OBJECTIVE =
Scan the entries below for the word "this". Copy each line that has it.

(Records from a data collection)
-.-.-

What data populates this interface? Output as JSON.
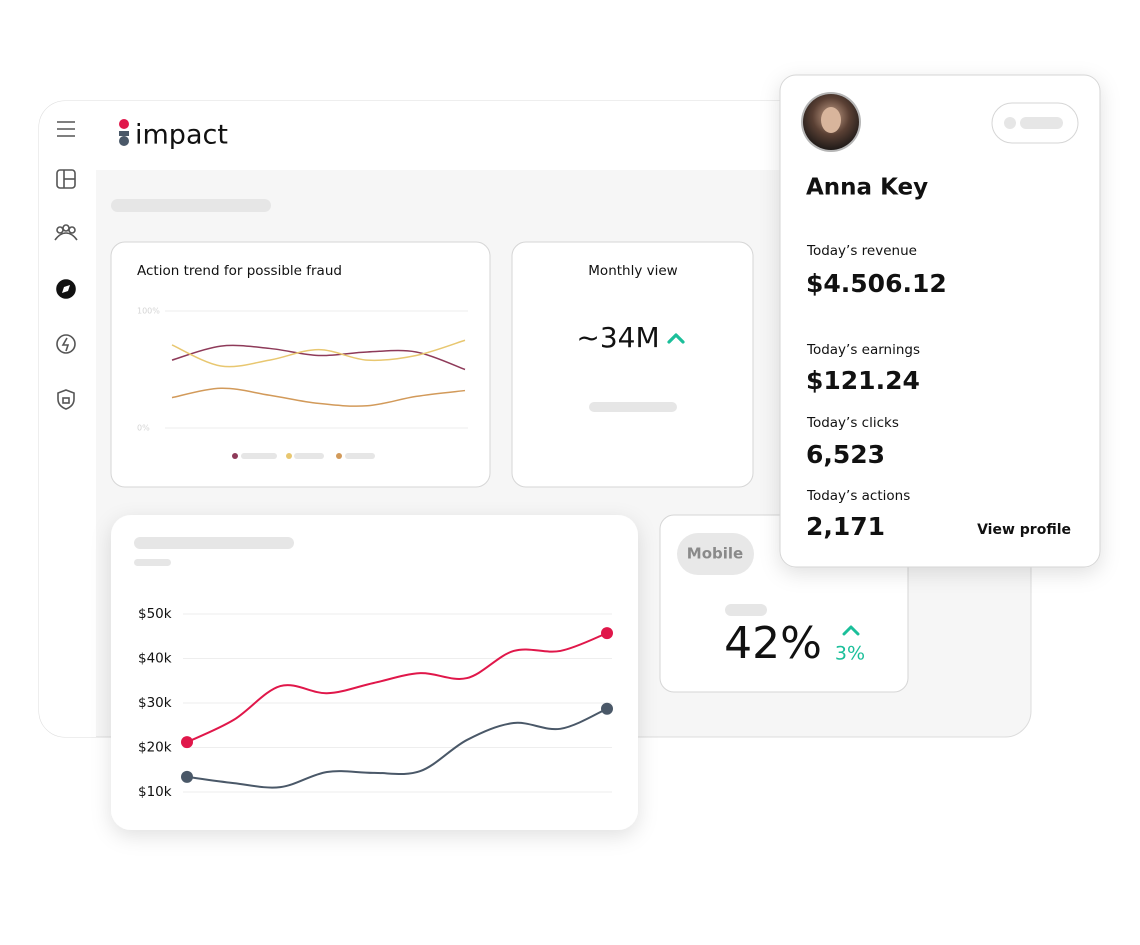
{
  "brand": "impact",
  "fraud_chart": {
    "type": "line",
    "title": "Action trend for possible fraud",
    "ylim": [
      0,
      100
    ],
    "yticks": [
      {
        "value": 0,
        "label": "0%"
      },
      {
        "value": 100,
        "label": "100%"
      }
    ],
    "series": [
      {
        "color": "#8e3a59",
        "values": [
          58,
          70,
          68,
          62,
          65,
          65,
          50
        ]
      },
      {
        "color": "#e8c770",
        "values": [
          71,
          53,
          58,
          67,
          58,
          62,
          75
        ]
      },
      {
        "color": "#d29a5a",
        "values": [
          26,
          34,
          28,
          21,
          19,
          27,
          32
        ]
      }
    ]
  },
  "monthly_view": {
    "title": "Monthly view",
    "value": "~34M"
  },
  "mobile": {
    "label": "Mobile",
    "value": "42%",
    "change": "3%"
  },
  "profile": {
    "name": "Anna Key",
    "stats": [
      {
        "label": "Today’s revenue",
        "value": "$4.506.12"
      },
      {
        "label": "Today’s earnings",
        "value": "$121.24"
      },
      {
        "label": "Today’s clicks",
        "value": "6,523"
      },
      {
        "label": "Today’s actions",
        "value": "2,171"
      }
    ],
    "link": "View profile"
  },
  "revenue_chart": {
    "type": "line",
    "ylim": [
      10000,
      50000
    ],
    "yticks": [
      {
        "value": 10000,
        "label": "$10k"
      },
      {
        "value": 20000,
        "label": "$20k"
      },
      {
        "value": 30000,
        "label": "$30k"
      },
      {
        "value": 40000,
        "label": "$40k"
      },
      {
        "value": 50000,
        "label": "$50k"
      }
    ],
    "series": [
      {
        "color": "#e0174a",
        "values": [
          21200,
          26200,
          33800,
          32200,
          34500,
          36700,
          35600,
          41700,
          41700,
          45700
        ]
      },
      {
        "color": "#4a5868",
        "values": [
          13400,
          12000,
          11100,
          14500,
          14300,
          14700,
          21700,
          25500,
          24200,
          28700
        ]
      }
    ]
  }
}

-.-.-

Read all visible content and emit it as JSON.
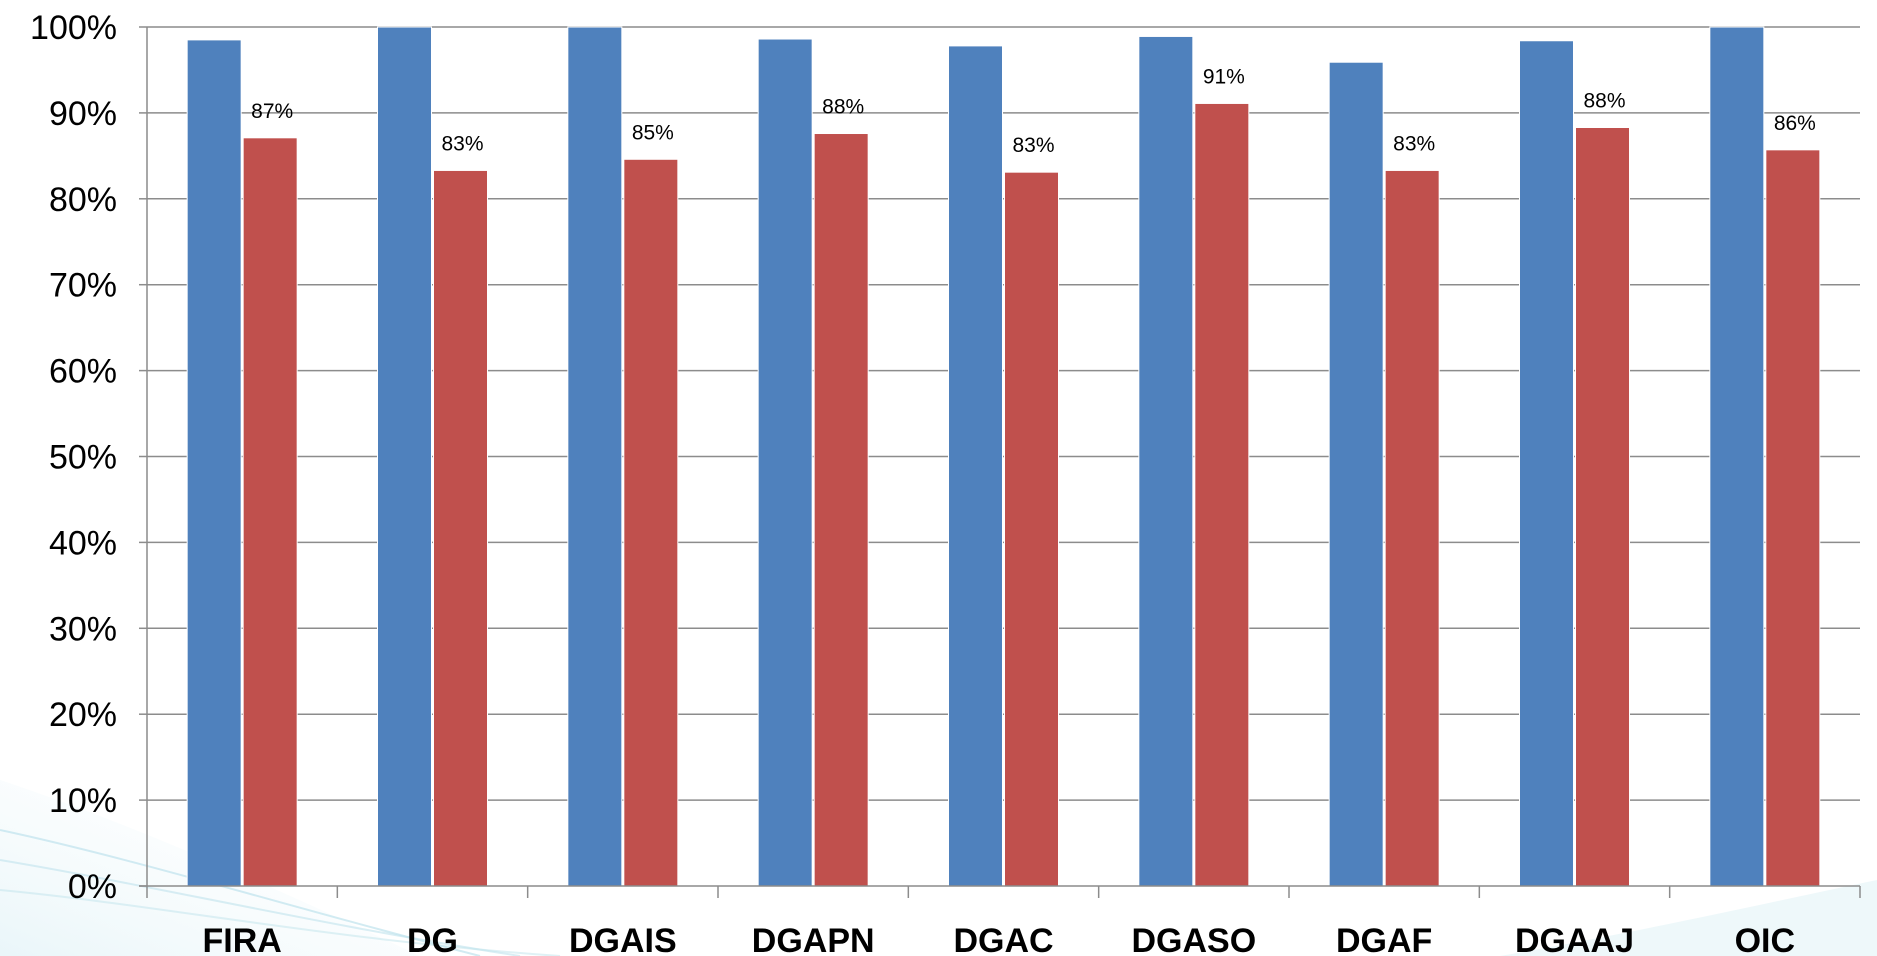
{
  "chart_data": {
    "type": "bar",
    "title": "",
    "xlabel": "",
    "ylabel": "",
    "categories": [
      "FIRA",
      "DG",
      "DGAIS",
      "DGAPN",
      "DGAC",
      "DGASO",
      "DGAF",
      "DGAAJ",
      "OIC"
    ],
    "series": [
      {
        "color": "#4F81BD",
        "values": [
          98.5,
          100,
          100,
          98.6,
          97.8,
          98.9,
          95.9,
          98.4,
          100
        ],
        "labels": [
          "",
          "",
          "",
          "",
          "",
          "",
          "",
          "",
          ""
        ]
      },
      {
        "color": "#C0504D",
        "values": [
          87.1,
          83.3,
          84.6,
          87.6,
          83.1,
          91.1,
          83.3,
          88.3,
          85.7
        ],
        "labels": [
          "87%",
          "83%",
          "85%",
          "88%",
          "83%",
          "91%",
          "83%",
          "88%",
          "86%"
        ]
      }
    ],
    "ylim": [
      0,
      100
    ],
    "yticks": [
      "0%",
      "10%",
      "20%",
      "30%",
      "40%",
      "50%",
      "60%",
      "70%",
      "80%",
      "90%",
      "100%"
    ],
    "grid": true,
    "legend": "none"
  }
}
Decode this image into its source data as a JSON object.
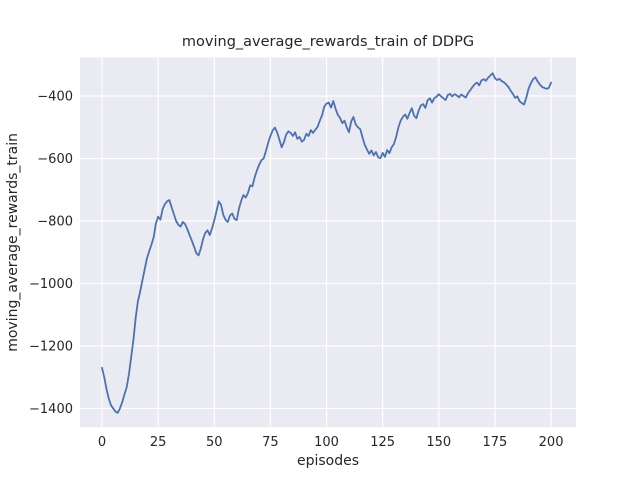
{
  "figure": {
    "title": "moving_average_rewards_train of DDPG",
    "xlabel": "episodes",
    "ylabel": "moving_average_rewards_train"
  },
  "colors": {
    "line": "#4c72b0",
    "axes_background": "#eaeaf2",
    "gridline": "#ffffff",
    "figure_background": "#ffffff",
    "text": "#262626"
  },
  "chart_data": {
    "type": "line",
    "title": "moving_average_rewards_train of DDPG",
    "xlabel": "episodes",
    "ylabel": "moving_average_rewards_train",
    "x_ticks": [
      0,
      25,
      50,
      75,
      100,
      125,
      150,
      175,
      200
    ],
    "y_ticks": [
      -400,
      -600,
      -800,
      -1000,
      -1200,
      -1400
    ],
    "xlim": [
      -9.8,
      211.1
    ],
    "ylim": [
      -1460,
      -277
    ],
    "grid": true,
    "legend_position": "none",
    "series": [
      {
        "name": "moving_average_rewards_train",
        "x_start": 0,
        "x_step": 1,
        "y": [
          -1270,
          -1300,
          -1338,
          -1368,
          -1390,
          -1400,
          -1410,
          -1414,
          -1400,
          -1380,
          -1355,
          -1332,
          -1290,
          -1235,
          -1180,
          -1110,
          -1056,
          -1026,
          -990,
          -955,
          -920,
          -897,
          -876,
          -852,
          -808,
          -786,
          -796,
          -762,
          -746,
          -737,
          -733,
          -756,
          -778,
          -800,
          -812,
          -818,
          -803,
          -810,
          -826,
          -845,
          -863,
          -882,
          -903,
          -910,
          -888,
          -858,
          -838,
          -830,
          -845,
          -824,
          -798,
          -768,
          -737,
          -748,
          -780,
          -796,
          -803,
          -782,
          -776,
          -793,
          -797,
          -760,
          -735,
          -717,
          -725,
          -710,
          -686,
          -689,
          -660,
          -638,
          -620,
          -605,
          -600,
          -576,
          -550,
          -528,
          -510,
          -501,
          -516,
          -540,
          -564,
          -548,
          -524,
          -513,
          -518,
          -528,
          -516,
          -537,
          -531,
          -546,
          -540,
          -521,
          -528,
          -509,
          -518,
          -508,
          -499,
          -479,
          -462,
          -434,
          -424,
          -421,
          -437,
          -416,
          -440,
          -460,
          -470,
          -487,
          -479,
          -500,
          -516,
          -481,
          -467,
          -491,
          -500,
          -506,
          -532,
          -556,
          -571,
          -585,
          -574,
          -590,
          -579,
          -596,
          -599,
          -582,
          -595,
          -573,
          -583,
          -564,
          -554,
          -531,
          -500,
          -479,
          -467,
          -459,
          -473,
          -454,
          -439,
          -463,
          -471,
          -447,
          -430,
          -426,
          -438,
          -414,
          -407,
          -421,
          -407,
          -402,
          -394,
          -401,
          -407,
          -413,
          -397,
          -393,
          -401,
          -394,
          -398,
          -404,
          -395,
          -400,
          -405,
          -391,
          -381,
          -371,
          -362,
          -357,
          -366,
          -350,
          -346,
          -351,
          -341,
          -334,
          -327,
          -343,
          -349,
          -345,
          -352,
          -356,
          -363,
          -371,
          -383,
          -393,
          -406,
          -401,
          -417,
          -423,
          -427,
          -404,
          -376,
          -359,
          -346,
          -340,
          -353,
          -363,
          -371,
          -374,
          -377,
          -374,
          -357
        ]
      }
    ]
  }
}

-.-.-

REPLY =
What data populates this interface? Output as JSON.
Decode this image into its source data as a JSON object.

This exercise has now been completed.